→ What is needed
Make an exact copy of all the entries, with the pictures left out.
---------------
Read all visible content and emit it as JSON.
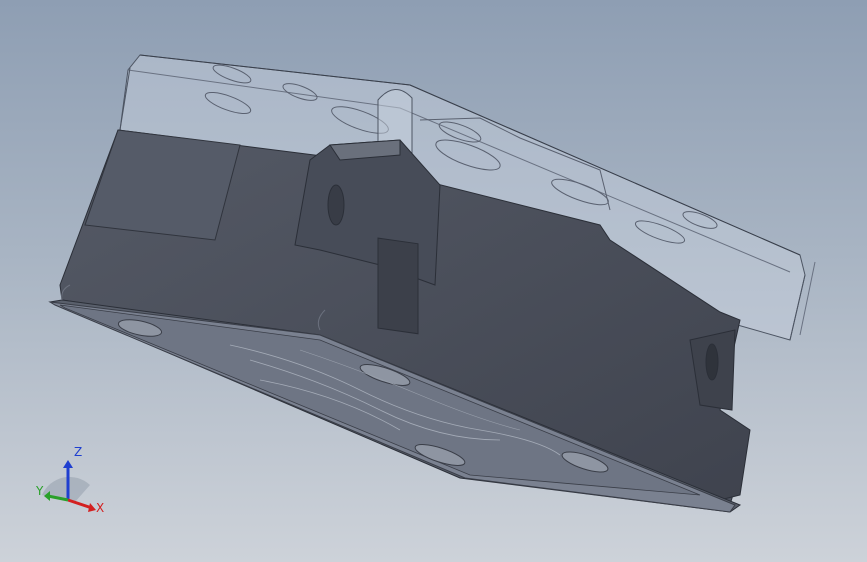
{
  "viewport": {
    "background_top": "#8e9eb3",
    "background_bottom": "#cdd2d9",
    "part_color": "#4a4f5c",
    "transparent_cover_color": "#b9c4d2"
  },
  "triad": {
    "x_label": "X",
    "y_label": "Y",
    "z_label": "Z",
    "x_color": "#d32020",
    "y_color": "#2aa02a",
    "z_color": "#1f3fd0"
  }
}
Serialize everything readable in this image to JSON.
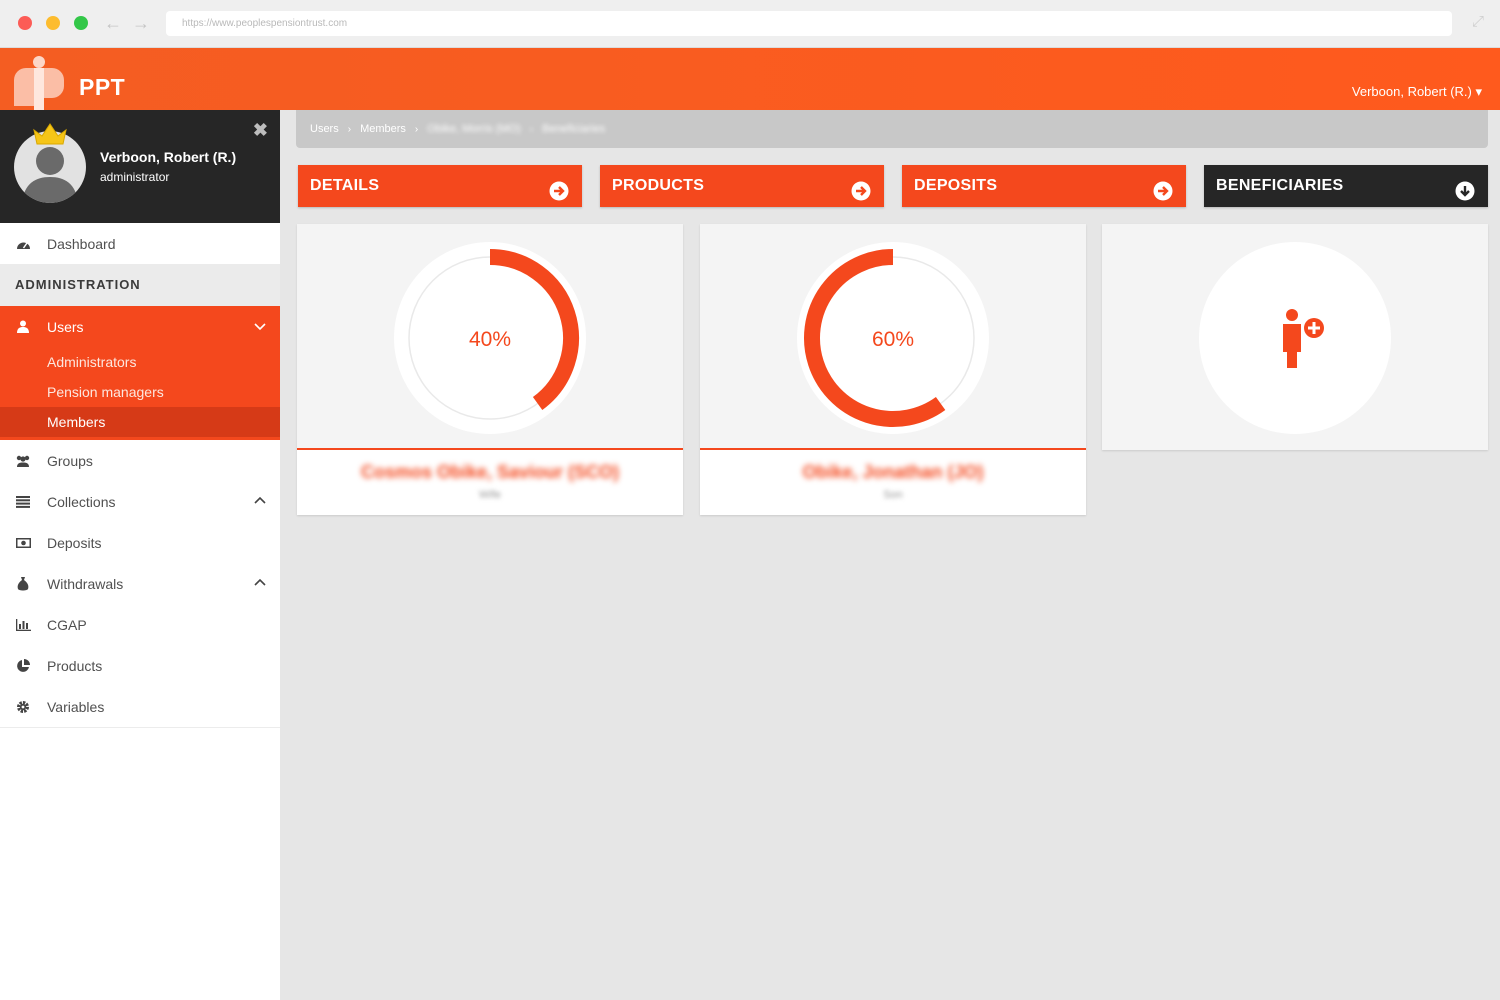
---------------
→ Response
Read all visible content and emit it as JSON.
{
  "viewport": {
    "background_top": "#8e9eb3",
    "background_bottom": "#cdd2d9",
    "part_color": "#4a4f5c",
    "transparent_cover_color": "#b9c4d2"
  },
  "triad": {
    "x_label": "X",
    "y_label": "Y",
    "z_label": "Z",
    "x_color": "#d32020",
    "y_color": "#2aa02a",
    "z_color": "#1f3fd0"
  }
}
Serialize everything readable in this image to JSON.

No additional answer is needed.